Stated task:
Which lines hold the string "labels"? Copy every one of them.

++++ Material to process ++++

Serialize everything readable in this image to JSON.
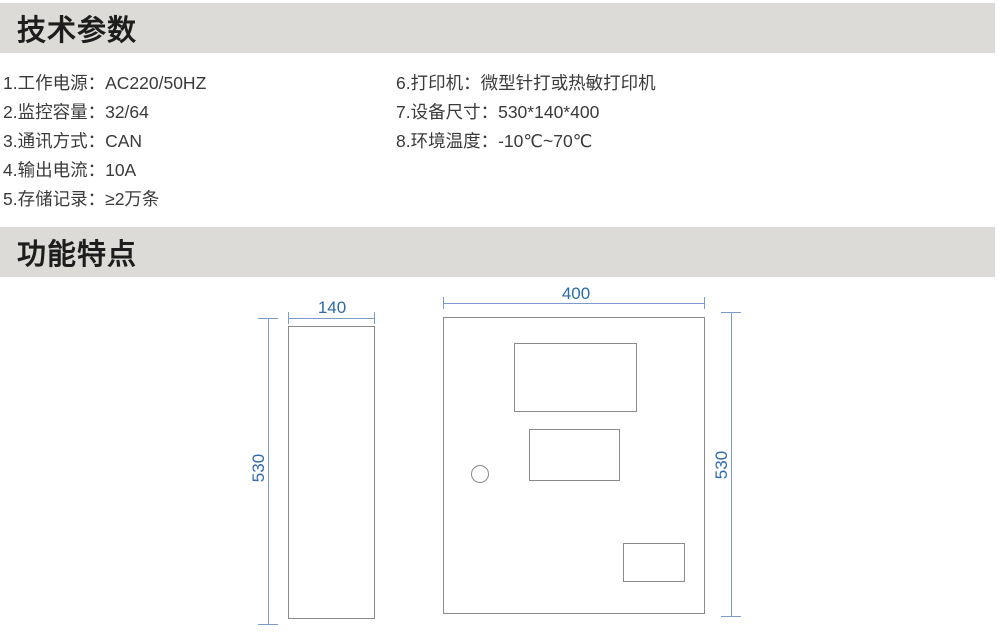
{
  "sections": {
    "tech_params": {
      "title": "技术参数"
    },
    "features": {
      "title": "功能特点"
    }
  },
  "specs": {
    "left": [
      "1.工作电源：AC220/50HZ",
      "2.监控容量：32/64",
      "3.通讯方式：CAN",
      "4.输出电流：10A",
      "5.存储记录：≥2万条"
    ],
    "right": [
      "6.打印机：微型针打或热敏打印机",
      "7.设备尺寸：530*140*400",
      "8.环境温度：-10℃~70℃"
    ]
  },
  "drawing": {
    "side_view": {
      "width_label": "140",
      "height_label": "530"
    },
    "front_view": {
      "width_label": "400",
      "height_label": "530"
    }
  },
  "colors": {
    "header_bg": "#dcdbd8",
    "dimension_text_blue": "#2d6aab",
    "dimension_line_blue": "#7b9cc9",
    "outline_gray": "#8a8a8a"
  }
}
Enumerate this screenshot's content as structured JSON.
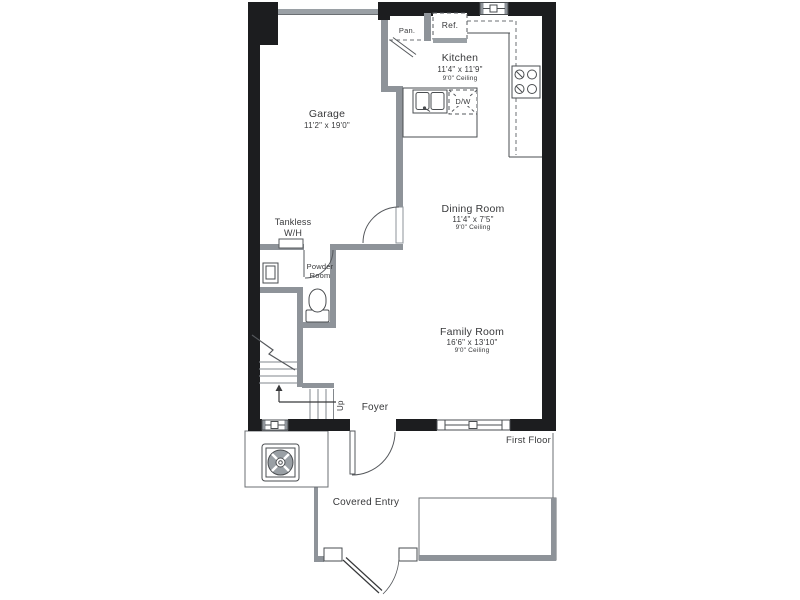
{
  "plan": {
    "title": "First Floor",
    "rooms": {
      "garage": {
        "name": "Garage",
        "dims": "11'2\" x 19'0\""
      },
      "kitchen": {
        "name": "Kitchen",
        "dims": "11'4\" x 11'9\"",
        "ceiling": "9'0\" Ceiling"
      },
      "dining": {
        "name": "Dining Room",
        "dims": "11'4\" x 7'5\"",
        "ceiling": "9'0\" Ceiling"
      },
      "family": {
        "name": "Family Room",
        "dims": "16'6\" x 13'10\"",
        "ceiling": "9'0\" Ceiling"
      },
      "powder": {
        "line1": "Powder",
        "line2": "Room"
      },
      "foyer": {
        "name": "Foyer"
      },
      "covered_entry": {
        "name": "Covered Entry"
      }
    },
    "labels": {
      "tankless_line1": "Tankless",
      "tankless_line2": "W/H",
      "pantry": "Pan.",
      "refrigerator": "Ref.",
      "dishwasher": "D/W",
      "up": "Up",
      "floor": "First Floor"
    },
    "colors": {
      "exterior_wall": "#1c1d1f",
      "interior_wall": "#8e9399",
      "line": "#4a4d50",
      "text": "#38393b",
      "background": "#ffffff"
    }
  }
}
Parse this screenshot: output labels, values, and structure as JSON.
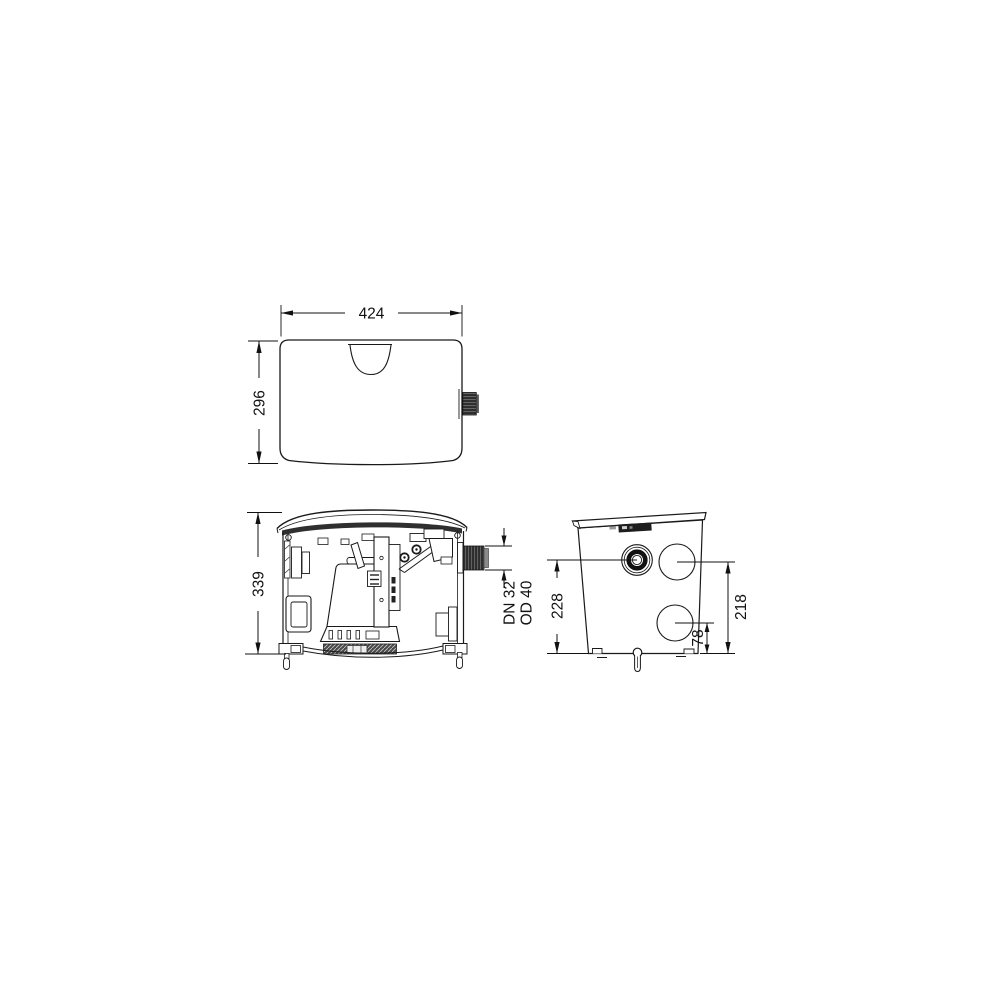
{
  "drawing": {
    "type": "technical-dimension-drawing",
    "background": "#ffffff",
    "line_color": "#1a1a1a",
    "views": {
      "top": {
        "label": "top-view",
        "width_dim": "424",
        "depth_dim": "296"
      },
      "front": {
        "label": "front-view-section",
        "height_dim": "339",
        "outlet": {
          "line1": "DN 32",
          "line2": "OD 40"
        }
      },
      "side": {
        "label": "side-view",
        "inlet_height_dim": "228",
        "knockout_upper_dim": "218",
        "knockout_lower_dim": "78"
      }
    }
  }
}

++++

Response to this task:
    "labels": {
Parse this screenshot: output labels, values, and structure as JSON.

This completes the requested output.